Requirement
Copy the stretch of entries from the line containing "Where is each" through the line containing "distance-marker: 10: [370, 337, 383, 349]", swapping "interval-heartrate" for "interval-hr" and keeping everything else the same. Leave the pictures out of your answer.

Data for this task
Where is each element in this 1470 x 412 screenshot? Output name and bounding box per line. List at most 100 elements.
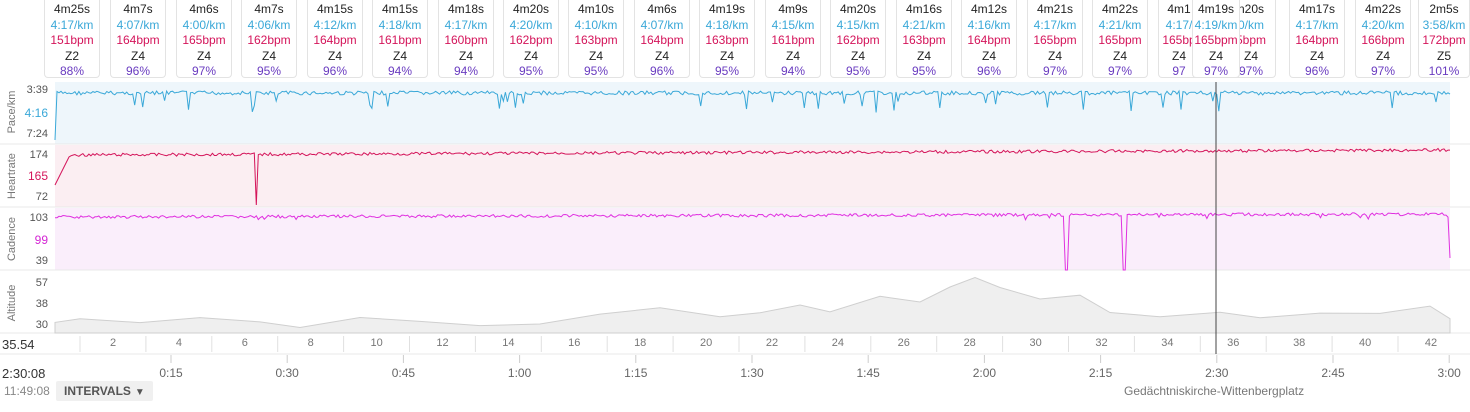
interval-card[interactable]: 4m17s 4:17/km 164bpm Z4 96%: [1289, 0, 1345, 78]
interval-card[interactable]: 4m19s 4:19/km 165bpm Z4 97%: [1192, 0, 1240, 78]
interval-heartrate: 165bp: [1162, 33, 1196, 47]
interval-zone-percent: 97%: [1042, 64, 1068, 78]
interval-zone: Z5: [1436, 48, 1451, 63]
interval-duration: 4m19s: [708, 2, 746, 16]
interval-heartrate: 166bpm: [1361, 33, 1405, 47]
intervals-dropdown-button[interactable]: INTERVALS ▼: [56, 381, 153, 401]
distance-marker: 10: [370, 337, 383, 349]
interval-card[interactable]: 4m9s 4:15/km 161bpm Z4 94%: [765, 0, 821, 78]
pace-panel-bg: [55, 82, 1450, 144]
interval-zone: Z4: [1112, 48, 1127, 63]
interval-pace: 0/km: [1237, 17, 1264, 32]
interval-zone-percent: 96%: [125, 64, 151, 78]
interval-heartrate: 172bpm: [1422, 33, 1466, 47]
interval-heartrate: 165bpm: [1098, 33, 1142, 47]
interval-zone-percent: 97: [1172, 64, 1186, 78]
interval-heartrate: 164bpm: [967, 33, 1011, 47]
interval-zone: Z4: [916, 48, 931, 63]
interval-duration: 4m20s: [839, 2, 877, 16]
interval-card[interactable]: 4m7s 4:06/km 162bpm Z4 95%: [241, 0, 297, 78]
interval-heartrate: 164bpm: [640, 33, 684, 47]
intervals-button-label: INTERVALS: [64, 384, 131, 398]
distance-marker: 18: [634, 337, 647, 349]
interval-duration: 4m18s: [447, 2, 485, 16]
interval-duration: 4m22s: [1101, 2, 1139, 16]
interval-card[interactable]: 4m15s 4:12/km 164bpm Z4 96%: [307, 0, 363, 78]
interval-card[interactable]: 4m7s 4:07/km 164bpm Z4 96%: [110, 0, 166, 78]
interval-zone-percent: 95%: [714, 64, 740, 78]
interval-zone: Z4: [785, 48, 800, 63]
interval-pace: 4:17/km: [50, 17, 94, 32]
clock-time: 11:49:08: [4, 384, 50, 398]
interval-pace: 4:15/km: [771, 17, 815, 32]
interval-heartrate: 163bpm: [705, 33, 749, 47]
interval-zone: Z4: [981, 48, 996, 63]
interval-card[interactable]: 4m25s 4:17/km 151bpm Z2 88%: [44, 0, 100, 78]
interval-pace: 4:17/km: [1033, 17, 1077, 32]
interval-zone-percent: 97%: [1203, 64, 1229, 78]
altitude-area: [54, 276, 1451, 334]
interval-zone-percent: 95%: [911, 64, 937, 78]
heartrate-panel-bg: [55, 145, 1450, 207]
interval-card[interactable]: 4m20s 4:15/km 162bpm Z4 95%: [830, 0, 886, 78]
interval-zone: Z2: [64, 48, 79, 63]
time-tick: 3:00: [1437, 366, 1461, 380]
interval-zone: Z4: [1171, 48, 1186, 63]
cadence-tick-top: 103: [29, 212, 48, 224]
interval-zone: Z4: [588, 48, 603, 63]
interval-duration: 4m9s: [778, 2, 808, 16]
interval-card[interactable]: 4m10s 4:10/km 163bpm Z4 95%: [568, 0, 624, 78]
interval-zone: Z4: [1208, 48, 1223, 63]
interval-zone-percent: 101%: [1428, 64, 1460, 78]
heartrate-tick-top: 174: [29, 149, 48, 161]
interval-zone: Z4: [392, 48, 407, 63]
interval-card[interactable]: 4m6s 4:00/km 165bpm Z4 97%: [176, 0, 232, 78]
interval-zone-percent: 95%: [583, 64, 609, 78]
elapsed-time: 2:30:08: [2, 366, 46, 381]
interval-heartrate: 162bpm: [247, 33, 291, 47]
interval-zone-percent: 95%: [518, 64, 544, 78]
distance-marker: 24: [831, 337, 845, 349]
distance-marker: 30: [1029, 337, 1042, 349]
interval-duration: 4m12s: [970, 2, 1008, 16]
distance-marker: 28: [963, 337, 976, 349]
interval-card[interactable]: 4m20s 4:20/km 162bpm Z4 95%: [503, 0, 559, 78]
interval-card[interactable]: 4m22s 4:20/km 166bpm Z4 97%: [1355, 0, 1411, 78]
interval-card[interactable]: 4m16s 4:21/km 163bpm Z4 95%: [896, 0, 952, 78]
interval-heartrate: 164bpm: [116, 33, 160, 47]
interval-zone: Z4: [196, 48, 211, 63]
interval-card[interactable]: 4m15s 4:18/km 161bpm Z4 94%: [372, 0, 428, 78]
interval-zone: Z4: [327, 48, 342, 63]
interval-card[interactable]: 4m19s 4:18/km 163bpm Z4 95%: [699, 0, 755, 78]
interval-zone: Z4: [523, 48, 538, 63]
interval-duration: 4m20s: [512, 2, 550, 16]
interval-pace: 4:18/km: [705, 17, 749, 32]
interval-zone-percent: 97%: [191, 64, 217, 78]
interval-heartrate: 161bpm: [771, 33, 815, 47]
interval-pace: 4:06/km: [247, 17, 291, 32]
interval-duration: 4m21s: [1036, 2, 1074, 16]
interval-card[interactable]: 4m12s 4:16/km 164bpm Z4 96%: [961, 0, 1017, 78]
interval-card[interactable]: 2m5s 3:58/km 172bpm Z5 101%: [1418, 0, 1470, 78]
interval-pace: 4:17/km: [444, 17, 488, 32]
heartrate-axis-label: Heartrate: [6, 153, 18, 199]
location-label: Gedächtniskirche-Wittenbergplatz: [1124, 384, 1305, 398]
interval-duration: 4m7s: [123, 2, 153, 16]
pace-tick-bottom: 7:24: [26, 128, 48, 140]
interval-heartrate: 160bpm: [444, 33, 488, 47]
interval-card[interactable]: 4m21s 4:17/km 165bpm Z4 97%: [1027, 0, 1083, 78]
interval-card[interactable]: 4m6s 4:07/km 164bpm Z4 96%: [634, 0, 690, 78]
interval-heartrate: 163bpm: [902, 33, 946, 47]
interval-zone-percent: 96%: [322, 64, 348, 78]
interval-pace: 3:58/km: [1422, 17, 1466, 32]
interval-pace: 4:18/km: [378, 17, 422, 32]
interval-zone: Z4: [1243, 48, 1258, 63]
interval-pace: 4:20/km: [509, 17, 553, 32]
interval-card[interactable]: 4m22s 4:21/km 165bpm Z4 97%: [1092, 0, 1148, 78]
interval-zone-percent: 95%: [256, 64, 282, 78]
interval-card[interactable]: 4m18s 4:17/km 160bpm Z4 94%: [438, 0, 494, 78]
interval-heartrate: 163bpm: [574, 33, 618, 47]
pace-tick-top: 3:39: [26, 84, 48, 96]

--

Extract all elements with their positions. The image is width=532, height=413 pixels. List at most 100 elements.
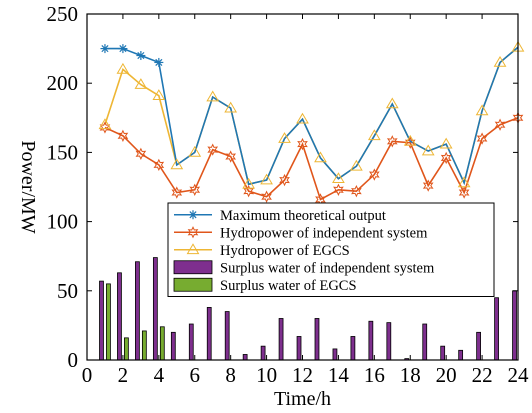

Solution
Where is each element in this 1470 x 412 screenshot? Output name and bounding box per line. List at most 100 elements.
interval-card[interactable]: 4m17s 4:17/km 164bpm Z4 96%: [1289, 0, 1345, 78]
interval-card[interactable]: 4m19s 4:19/km 165bpm Z4 97%: [1192, 0, 1240, 78]
interval-hr: 165bp: [1162, 33, 1196, 47]
interval-zone-percent: 97%: [1042, 64, 1068, 78]
interval-zone: Z5: [1436, 48, 1451, 63]
interval-duration: 4m19s: [708, 2, 746, 16]
interval-hr: 166bpm: [1361, 33, 1405, 47]
intervals-dropdown-button[interactable]: INTERVALS ▼: [56, 381, 153, 401]
distance-marker: 10: [370, 337, 383, 349]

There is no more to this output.